— BEGIN Extracted information —

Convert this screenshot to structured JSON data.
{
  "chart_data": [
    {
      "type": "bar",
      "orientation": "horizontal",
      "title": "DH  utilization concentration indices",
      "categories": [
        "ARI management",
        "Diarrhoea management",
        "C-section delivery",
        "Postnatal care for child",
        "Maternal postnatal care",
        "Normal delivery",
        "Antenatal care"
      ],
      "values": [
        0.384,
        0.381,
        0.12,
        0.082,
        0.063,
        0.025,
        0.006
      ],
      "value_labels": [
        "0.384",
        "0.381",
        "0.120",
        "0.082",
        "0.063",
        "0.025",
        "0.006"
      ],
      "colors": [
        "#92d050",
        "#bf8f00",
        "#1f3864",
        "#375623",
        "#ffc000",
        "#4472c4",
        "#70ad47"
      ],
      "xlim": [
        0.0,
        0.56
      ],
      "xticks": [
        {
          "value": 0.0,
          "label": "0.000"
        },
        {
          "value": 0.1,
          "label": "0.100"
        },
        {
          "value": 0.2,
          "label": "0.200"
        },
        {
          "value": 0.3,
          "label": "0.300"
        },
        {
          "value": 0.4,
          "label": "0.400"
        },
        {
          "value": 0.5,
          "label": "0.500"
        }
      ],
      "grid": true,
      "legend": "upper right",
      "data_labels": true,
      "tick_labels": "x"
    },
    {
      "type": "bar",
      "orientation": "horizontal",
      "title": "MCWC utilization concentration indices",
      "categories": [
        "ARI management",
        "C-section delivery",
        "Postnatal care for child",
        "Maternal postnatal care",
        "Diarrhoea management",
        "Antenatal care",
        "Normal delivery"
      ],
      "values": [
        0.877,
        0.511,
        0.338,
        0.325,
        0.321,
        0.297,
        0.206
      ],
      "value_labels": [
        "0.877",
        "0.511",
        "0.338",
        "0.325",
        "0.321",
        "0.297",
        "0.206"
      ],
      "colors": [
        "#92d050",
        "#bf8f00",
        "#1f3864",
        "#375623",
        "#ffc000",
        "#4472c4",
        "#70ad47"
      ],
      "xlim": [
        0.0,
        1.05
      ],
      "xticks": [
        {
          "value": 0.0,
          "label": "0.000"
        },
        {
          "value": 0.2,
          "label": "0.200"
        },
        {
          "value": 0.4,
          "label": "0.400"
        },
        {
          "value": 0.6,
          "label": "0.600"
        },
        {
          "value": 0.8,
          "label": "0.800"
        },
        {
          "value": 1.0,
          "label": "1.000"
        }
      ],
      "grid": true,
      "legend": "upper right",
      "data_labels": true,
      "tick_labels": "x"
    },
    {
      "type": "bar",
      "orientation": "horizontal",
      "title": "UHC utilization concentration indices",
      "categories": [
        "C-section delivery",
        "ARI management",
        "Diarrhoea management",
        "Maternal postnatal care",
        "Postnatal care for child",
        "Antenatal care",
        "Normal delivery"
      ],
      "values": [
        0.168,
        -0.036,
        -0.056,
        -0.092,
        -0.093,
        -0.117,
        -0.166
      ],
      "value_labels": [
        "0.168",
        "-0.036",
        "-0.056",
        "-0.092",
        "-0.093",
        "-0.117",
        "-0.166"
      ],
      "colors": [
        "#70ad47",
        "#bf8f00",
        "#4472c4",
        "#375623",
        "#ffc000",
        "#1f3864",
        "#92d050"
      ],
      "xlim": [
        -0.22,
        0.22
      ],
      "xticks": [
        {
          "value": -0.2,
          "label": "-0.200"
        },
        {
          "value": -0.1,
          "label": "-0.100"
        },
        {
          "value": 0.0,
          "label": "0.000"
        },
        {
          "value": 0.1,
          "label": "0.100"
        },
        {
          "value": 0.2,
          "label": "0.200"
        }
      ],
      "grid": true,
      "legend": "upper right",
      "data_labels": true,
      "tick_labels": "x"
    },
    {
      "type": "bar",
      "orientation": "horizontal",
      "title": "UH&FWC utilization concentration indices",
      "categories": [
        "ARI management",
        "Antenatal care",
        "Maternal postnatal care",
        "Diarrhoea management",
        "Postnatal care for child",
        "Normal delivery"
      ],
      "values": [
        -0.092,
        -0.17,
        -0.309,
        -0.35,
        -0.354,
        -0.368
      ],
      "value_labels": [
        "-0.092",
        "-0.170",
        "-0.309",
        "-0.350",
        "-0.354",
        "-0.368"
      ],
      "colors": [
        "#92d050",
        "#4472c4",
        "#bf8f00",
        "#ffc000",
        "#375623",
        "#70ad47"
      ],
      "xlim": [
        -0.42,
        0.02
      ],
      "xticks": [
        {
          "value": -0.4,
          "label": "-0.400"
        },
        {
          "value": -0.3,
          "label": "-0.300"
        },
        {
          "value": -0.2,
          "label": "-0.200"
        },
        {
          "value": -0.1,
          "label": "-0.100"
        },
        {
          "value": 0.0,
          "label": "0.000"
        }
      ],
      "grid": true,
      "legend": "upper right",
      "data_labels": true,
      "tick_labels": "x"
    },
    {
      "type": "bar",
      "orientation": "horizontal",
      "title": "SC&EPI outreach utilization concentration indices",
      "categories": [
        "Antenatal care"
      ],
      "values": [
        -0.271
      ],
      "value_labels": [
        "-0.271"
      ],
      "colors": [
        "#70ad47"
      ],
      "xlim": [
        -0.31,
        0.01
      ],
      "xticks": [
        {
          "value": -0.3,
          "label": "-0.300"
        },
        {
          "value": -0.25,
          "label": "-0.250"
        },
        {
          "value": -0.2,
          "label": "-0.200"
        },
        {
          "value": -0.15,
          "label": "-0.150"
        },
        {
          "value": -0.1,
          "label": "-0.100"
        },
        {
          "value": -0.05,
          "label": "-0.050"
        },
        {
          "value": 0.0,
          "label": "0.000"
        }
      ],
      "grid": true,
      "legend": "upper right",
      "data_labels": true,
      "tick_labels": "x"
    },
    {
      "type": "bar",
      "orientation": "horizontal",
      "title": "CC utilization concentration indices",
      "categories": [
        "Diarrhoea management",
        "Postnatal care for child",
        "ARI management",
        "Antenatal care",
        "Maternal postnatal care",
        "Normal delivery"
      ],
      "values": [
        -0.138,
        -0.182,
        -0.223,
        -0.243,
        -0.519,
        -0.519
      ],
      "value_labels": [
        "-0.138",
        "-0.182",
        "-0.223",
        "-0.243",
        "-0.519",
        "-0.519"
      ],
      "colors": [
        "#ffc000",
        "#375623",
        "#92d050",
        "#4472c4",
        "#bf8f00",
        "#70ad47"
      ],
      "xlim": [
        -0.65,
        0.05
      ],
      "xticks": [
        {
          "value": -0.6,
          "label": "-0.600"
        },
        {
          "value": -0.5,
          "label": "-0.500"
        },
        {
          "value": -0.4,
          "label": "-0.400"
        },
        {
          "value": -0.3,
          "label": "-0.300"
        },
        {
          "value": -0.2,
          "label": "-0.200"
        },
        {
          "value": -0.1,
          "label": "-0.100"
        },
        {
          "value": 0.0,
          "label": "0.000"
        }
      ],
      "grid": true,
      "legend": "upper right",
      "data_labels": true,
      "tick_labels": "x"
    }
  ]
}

— END Extracted information —

▸ **Aim of the exercise**: Return every record, word for word.

▸ **The completed task**:
Convert this screenshot to structured JSON data.
{
  "chart_data": [
    {
      "type": "bar",
      "orientation": "horizontal",
      "title": "DH  utilization concentration indices",
      "categories": [
        "ARI management",
        "Diarrhoea management",
        "C-section delivery",
        "Postnatal care for child",
        "Maternal postnatal care",
        "Normal delivery",
        "Antenatal care"
      ],
      "values": [
        0.384,
        0.381,
        0.12,
        0.082,
        0.063,
        0.025,
        0.006
      ],
      "value_labels": [
        "0.384",
        "0.381",
        "0.120",
        "0.082",
        "0.063",
        "0.025",
        "0.006"
      ],
      "colors": [
        "#92d050",
        "#bf8f00",
        "#1f3864",
        "#375623",
        "#ffc000",
        "#4472c4",
        "#70ad47"
      ],
      "xlim": [
        0.0,
        0.56
      ],
      "xticks": [
        {
          "value": 0.0,
          "label": "0.000"
        },
        {
          "value": 0.1,
          "label": "0.100"
        },
        {
          "value": 0.2,
          "label": "0.200"
        },
        {
          "value": 0.3,
          "label": "0.300"
        },
        {
          "value": 0.4,
          "label": "0.400"
        },
        {
          "value": 0.5,
          "label": "0.500"
        }
      ],
      "grid": true,
      "legend": "upper right",
      "data_labels": true,
      "tick_labels": "x"
    },
    {
      "type": "bar",
      "orientation": "horizontal",
      "title": "MCWC utilization concentration indices",
      "categories": [
        "ARI management",
        "C-section delivery",
        "Postnatal care for child",
        "Maternal postnatal care",
        "Diarrhoea management",
        "Antenatal care",
        "Normal delivery"
      ],
      "values": [
        0.877,
        0.511,
        0.338,
        0.325,
        0.321,
        0.297,
        0.206
      ],
      "value_labels": [
        "0.877",
        "0.511",
        "0.338",
        "0.325",
        "0.321",
        "0.297",
        "0.206"
      ],
      "colors": [
        "#92d050",
        "#bf8f00",
        "#1f3864",
        "#375623",
        "#ffc000",
        "#4472c4",
        "#70ad47"
      ],
      "xlim": [
        0.0,
        1.05
      ],
      "xticks": [
        {
          "value": 0.0,
          "label": "0.000"
        },
        {
          "value": 0.2,
          "label": "0.200"
        },
        {
          "value": 0.4,
          "label": "0.400"
        },
        {
          "value": 0.6,
          "label": "0.600"
        },
        {
          "value": 0.8,
          "label": "0.800"
        },
        {
          "value": 1.0,
          "label": "1.000"
        }
      ],
      "grid": true,
      "legend": "upper right",
      "data_labels": true,
      "tick_labels": "x"
    },
    {
      "type": "bar",
      "orientation": "horizontal",
      "title": "UHC utilization concentration indices",
      "categories": [
        "C-section delivery",
        "ARI management",
        "Diarrhoea management",
        "Maternal postnatal care",
        "Postnatal care for child",
        "Antenatal care",
        "Normal delivery"
      ],
      "values": [
        0.168,
        -0.036,
        -0.056,
        -0.092,
        -0.093,
        -0.117,
        -0.166
      ],
      "value_labels": [
        "0.168",
        "-0.036",
        "-0.056",
        "-0.092",
        "-0.093",
        "-0.117",
        "-0.166"
      ],
      "colors": [
        "#70ad47",
        "#bf8f00",
        "#4472c4",
        "#375623",
        "#ffc000",
        "#1f3864",
        "#92d050"
      ],
      "xlim": [
        -0.22,
        0.22
      ],
      "xticks": [
        {
          "value": -0.2,
          "label": "-0.200"
        },
        {
          "value": -0.1,
          "label": "-0.100"
        },
        {
          "value": 0.0,
          "label": "0.000"
        },
        {
          "value": 0.1,
          "label": "0.100"
        },
        {
          "value": 0.2,
          "label": "0.200"
        }
      ],
      "grid": true,
      "legend": "upper right",
      "data_labels": true,
      "tick_labels": "x"
    },
    {
      "type": "bar",
      "orientation": "horizontal",
      "title": "UH&FWC utilization concentration indices",
      "categories": [
        "ARI management",
        "Antenatal care",
        "Maternal postnatal care",
        "Diarrhoea management",
        "Postnatal care for child",
        "Normal delivery"
      ],
      "values": [
        -0.092,
        -0.17,
        -0.309,
        -0.35,
        -0.354,
        -0.368
      ],
      "value_labels": [
        "-0.092",
        "-0.170",
        "-0.309",
        "-0.350",
        "-0.354",
        "-0.368"
      ],
      "colors": [
        "#92d050",
        "#4472c4",
        "#bf8f00",
        "#ffc000",
        "#375623",
        "#70ad47"
      ],
      "xlim": [
        -0.42,
        0.02
      ],
      "xticks": [
        {
          "value": -0.4,
          "label": "-0.400"
        },
        {
          "value": -0.3,
          "label": "-0.300"
        },
        {
          "value": -0.2,
          "label": "-0.200"
        },
        {
          "value": -0.1,
          "label": "-0.100"
        },
        {
          "value": 0.0,
          "label": "0.000"
        }
      ],
      "grid": true,
      "legend": "upper right",
      "data_labels": true,
      "tick_labels": "x"
    },
    {
      "type": "bar",
      "orientation": "horizontal",
      "title": "SC&EPI outreach utilization concentration indices",
      "categories": [
        "Antenatal care"
      ],
      "values": [
        -0.271
      ],
      "value_labels": [
        "-0.271"
      ],
      "colors": [
        "#70ad47"
      ],
      "xlim": [
        -0.31,
        0.01
      ],
      "xticks": [
        {
          "value": -0.3,
          "label": "-0.300"
        },
        {
          "value": -0.25,
          "label": "-0.250"
        },
        {
          "value": -0.2,
          "label": "-0.200"
        },
        {
          "value": -0.15,
          "label": "-0.150"
        },
        {
          "value": -0.1,
          "label": "-0.100"
        },
        {
          "value": -0.05,
          "label": "-0.050"
        },
        {
          "value": 0.0,
          "label": "0.000"
        }
      ],
      "grid": true,
      "legend": "upper right",
      "data_labels": true,
      "tick_labels": "x"
    },
    {
      "type": "bar",
      "orientation": "horizontal",
      "title": "CC utilization concentration indices",
      "categories": [
        "Diarrhoea management",
        "Postnatal care for child",
        "ARI management",
        "Antenatal care",
        "Maternal postnatal care",
        "Normal delivery"
      ],
      "values": [
        -0.138,
        -0.182,
        -0.223,
        -0.243,
        -0.519,
        -0.519
      ],
      "value_labels": [
        "-0.138",
        "-0.182",
        "-0.223",
        "-0.243",
        "-0.519",
        "-0.519"
      ],
      "colors": [
        "#ffc000",
        "#375623",
        "#92d050",
        "#4472c4",
        "#bf8f00",
        "#70ad47"
      ],
      "xlim": [
        -0.65,
        0.05
      ],
      "xticks": [
        {
          "value": -0.6,
          "label": "-0.600"
        },
        {
          "value": -0.5,
          "label": "-0.500"
        },
        {
          "value": -0.4,
          "label": "-0.400"
        },
        {
          "value": -0.3,
          "label": "-0.300"
        },
        {
          "value": -0.2,
          "label": "-0.200"
        },
        {
          "value": -0.1,
          "label": "-0.100"
        },
        {
          "value": 0.0,
          "label": "0.000"
        }
      ],
      "grid": true,
      "legend": "upper right",
      "data_labels": true,
      "tick_labels": "x"
    }
  ]
}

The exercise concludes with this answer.